▸ REQUIRED WORK: Your task is to count the lines of the entries below that include the word "name" and to give only the resulting number.
+ + + + + + +
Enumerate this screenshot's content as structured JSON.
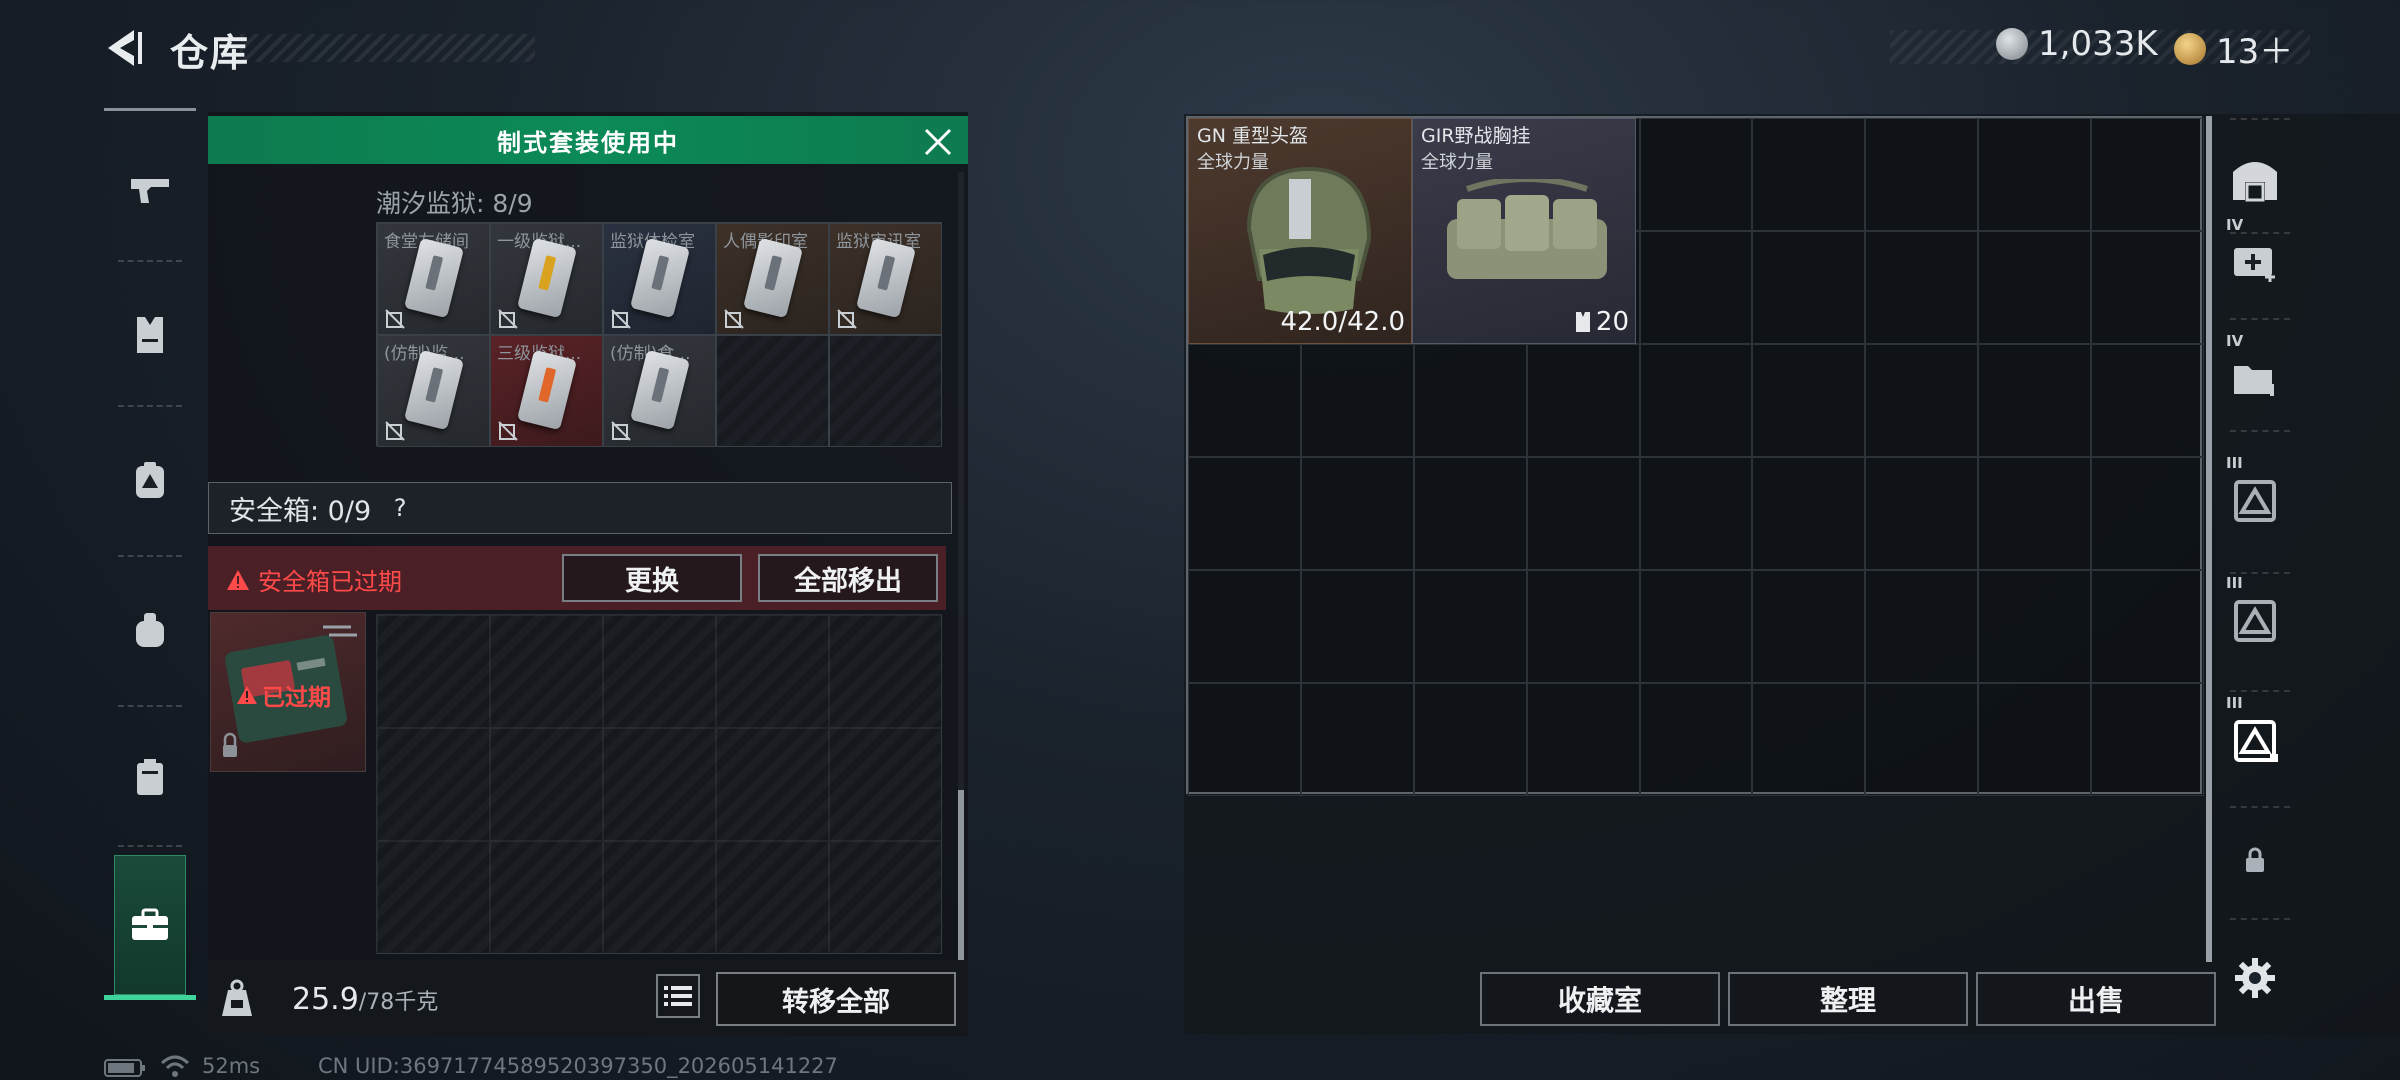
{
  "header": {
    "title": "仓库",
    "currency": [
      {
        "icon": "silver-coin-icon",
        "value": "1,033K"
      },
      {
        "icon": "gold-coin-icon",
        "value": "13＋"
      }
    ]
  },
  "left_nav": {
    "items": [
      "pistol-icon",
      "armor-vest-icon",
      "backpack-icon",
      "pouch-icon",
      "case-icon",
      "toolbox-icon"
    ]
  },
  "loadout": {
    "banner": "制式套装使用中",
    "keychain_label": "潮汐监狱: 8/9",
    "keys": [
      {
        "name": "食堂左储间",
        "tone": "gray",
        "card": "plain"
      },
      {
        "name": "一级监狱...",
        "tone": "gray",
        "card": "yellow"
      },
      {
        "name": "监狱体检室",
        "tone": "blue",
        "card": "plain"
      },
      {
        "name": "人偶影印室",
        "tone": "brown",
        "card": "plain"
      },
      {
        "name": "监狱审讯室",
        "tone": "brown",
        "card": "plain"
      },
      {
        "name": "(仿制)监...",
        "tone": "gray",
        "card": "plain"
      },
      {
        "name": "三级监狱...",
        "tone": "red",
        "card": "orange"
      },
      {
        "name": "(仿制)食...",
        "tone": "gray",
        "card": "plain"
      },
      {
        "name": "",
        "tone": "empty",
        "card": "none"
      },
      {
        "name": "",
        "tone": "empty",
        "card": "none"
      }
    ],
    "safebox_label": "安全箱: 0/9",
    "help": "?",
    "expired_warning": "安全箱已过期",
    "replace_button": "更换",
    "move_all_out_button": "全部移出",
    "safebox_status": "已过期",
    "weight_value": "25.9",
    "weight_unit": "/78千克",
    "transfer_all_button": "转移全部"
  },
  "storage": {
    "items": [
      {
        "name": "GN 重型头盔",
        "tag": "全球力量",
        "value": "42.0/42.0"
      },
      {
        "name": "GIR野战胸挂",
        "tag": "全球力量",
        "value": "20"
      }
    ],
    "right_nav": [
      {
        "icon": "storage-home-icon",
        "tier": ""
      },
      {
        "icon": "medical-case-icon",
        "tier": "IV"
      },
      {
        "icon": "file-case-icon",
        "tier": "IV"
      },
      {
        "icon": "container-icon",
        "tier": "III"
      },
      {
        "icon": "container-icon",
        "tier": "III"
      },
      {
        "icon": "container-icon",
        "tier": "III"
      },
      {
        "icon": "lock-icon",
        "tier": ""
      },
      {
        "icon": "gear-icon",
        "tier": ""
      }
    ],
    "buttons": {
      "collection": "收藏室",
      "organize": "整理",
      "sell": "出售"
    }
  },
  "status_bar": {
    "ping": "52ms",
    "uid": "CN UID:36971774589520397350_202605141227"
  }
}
+ + + + + + +
▸ TASK ANSWER: 12